# DIRECTIVE:
Output the material below in full, exactly as it is.
--- --- ---
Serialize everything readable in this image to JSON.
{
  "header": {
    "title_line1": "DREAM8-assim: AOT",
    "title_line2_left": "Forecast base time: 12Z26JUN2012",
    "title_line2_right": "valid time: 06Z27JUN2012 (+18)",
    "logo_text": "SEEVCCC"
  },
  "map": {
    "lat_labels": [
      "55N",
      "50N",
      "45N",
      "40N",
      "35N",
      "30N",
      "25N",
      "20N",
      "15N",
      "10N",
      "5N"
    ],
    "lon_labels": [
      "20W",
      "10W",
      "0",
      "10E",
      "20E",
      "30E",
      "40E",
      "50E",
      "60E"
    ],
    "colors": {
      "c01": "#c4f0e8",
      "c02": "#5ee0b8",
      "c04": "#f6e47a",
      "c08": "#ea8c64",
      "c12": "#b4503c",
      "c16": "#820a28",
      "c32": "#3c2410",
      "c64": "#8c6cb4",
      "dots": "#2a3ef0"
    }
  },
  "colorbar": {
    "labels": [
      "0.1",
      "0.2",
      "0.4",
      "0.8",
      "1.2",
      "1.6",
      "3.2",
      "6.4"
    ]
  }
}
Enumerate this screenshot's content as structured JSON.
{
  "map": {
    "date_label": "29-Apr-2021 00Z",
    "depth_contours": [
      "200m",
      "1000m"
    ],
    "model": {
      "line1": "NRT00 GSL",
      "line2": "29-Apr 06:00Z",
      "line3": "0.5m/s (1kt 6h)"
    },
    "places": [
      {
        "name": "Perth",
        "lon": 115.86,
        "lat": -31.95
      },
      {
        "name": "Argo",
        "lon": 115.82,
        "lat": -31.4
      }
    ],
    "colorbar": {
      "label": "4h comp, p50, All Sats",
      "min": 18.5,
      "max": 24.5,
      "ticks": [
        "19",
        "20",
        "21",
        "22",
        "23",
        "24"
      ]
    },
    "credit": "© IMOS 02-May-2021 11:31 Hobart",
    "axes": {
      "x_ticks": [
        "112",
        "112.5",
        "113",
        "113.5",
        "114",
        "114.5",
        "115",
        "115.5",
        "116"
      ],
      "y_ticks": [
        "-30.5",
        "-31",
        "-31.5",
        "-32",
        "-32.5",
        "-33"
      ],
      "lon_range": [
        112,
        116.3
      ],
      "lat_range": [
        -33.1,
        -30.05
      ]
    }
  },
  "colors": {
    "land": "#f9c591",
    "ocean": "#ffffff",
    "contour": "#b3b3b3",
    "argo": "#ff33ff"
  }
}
--- --- ---
# EXERCISE SOLUTION:
Serialize everything readable in this image to JSON.
{
  "header": {
    "title_line1": "DREAM8-assim: AOT",
    "title_line2_left": "Forecast base time: 12Z26JUN2012",
    "title_line2_right": "valid time: 06Z27JUN2012 (+18)",
    "logo_text": "SEEVCCC"
  },
  "map": {
    "lat_labels": [
      "55N",
      "50N",
      "45N",
      "40N",
      "35N",
      "30N",
      "25N",
      "20N",
      "15N",
      "10N",
      "5N"
    ],
    "lon_labels": [
      "20W",
      "10W",
      "0",
      "10E",
      "20E",
      "30E",
      "40E",
      "50E",
      "60E"
    ],
    "colors": {
      "c01": "#c4f0e8",
      "c02": "#5ee0b8",
      "c04": "#f6e47a",
      "c08": "#ea8c64",
      "c12": "#b4503c",
      "c16": "#820a28",
      "c32": "#3c2410",
      "c64": "#8c6cb4",
      "dots": "#2a3ef0"
    }
  },
  "colorbar": {
    "labels": [
      "0.1",
      "0.2",
      "0.4",
      "0.8",
      "1.2",
      "1.6",
      "3.2",
      "6.4"
    ]
  }
}
Enumerate this screenshot's content as structured JSON.
{
  "map": {
    "date_label": "29-Apr-2021 00Z",
    "depth_contours": [
      "200m",
      "1000m"
    ],
    "model": {
      "line1": "NRT00 GSL",
      "line2": "29-Apr 06:00Z",
      "line3": "0.5m/s (1kt 6h)"
    },
    "places": [
      {
        "name": "Perth",
        "lon": 115.86,
        "lat": -31.95
      },
      {
        "name": "Argo",
        "lon": 115.82,
        "lat": -31.4
      }
    ],
    "colorbar": {
      "label": "4h comp, p50, All Sats",
      "min": 18.5,
      "max": 24.5,
      "ticks": [
        "19",
        "20",
        "21",
        "22",
        "23",
        "24"
      ]
    },
    "credit": "© IMOS 02-May-2021 11:31 Hobart",
    "axes": {
      "x_ticks": [
        "112",
        "112.5",
        "113",
        "113.5",
        "114",
        "114.5",
        "115",
        "115.5",
        "116"
      ],
      "y_ticks": [
        "-30.5",
        "-31",
        "-31.5",
        "-32",
        "-32.5",
        "-33"
      ],
      "lon_range": [
        112,
        116.3
      ],
      "lat_range": [
        -33.1,
        -30.05
      ]
    }
  },
  "colors": {
    "land": "#f9c591",
    "ocean": "#ffffff",
    "contour": "#b3b3b3",
    "argo": "#ff33ff"
  }
}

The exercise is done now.